(Stored data)
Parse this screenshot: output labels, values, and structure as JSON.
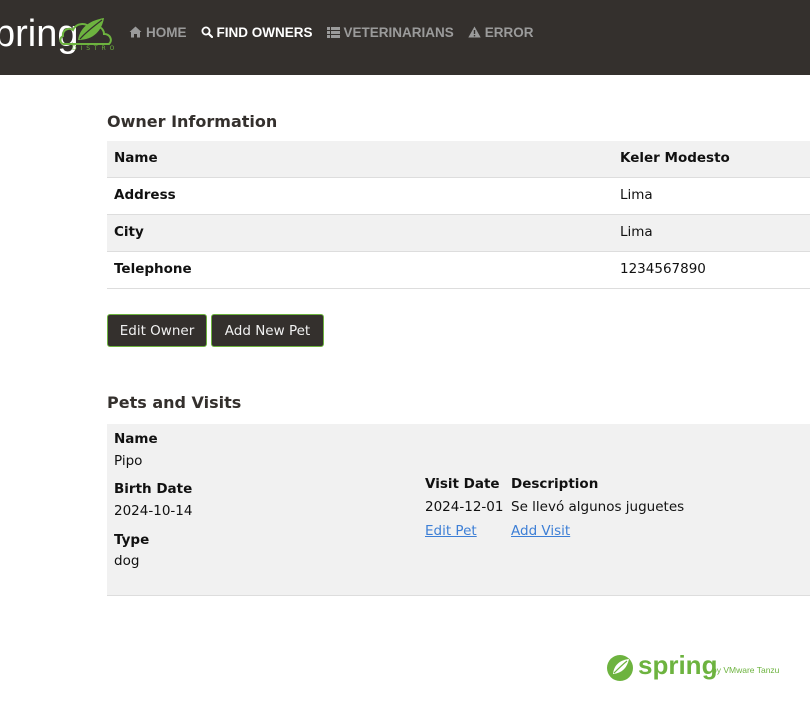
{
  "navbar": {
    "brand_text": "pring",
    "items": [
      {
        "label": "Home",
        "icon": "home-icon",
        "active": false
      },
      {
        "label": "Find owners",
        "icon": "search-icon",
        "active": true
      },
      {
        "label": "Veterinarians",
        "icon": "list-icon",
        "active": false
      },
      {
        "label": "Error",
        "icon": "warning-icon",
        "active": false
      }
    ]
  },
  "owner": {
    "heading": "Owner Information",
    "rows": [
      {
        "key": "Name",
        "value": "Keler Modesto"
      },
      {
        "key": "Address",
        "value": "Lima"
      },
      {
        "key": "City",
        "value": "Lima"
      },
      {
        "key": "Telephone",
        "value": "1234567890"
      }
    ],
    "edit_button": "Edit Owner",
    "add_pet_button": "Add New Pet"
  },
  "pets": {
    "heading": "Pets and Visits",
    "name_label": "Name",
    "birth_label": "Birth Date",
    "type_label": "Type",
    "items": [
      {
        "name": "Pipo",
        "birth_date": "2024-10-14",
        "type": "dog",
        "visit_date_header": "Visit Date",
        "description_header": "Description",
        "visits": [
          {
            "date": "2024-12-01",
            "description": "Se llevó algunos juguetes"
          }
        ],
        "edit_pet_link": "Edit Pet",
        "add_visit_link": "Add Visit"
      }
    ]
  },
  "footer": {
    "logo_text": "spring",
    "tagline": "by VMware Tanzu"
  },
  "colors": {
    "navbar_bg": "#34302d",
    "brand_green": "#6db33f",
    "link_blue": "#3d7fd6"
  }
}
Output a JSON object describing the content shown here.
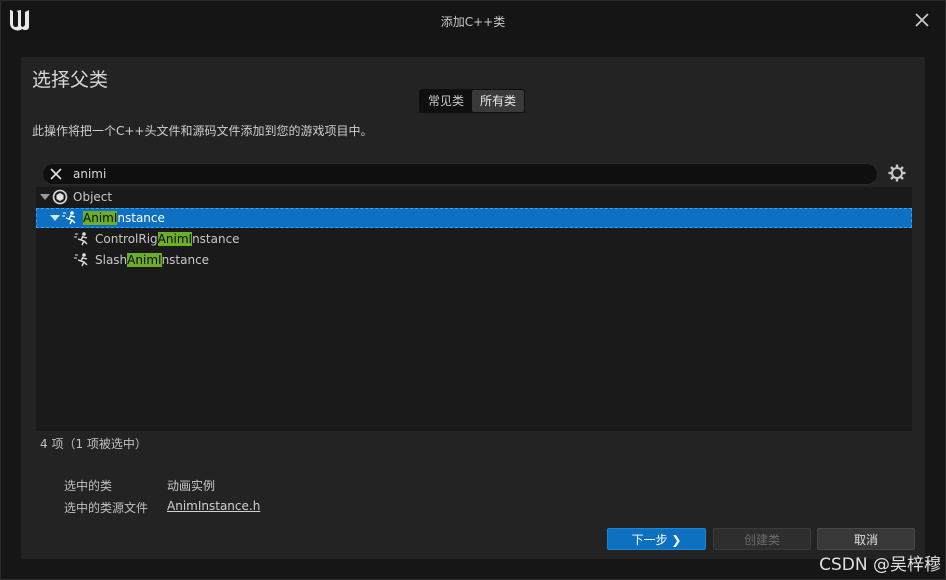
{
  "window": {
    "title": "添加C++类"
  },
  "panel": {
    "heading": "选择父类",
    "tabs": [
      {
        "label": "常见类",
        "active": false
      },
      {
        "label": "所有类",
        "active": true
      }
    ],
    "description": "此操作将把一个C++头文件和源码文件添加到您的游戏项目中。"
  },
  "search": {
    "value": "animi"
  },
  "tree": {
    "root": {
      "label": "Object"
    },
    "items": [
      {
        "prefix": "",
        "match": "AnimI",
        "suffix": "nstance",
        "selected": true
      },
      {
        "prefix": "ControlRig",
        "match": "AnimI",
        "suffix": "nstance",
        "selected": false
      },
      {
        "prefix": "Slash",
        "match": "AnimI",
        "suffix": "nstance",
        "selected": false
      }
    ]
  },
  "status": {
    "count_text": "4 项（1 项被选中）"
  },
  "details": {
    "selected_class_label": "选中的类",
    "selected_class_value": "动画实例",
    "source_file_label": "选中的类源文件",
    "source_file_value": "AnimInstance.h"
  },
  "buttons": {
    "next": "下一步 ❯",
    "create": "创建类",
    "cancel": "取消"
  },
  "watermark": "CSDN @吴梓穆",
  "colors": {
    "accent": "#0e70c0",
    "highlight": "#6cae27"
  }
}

## What is asked
Return the material exactly as given, apart from the pictures.

## Solution to the problem
Parse this screenshot: output labels, values, and structure as JSON.
{
  "navbar": {
    "brand_text": "pring",
    "items": [
      {
        "label": "Home",
        "icon": "home-icon",
        "active": false
      },
      {
        "label": "Find owners",
        "icon": "search-icon",
        "active": true
      },
      {
        "label": "Veterinarians",
        "icon": "list-icon",
        "active": false
      },
      {
        "label": "Error",
        "icon": "warning-icon",
        "active": false
      }
    ]
  },
  "owner": {
    "heading": "Owner Information",
    "rows": [
      {
        "key": "Name",
        "value": "Keler Modesto"
      },
      {
        "key": "Address",
        "value": "Lima"
      },
      {
        "key": "City",
        "value": "Lima"
      },
      {
        "key": "Telephone",
        "value": "1234567890"
      }
    ],
    "edit_button": "Edit Owner",
    "add_pet_button": "Add New Pet"
  },
  "pets": {
    "heading": "Pets and Visits",
    "name_label": "Name",
    "birth_label": "Birth Date",
    "type_label": "Type",
    "items": [
      {
        "name": "Pipo",
        "birth_date": "2024-10-14",
        "type": "dog",
        "visit_date_header": "Visit Date",
        "description_header": "Description",
        "visits": [
          {
            "date": "2024-12-01",
            "description": "Se llevó algunos juguetes"
          }
        ],
        "edit_pet_link": "Edit Pet",
        "add_visit_link": "Add Visit"
      }
    ]
  },
  "footer": {
    "logo_text": "spring",
    "tagline": "by VMware Tanzu"
  },
  "colors": {
    "navbar_bg": "#34302d",
    "brand_green": "#6db33f",
    "link_blue": "#3d7fd6"
  }
}
Output a JSON object describing the content shown here.
{
  "window": {
    "title": "添加C++类"
  },
  "panel": {
    "heading": "选择父类",
    "tabs": [
      {
        "label": "常见类",
        "active": false
      },
      {
        "label": "所有类",
        "active": true
      }
    ],
    "description": "此操作将把一个C++头文件和源码文件添加到您的游戏项目中。"
  },
  "search": {
    "value": "animi"
  },
  "tree": {
    "root": {
      "label": "Object"
    },
    "items": [
      {
        "prefix": "",
        "match": "AnimI",
        "suffix": "nstance",
        "selected": true
      },
      {
        "prefix": "ControlRig",
        "match": "AnimI",
        "suffix": "nstance",
        "selected": false
      },
      {
        "prefix": "Slash",
        "match": "AnimI",
        "suffix": "nstance",
        "selected": false
      }
    ]
  },
  "status": {
    "count_text": "4 项（1 项被选中）"
  },
  "details": {
    "selected_class_label": "选中的类",
    "selected_class_value": "动画实例",
    "source_file_label": "选中的类源文件",
    "source_file_value": "AnimInstance.h"
  },
  "buttons": {
    "next": "下一步 ❯",
    "create": "创建类",
    "cancel": "取消"
  },
  "watermark": "CSDN @吴梓穆",
  "colors": {
    "accent": "#0e70c0",
    "highlight": "#6cae27"
  }
}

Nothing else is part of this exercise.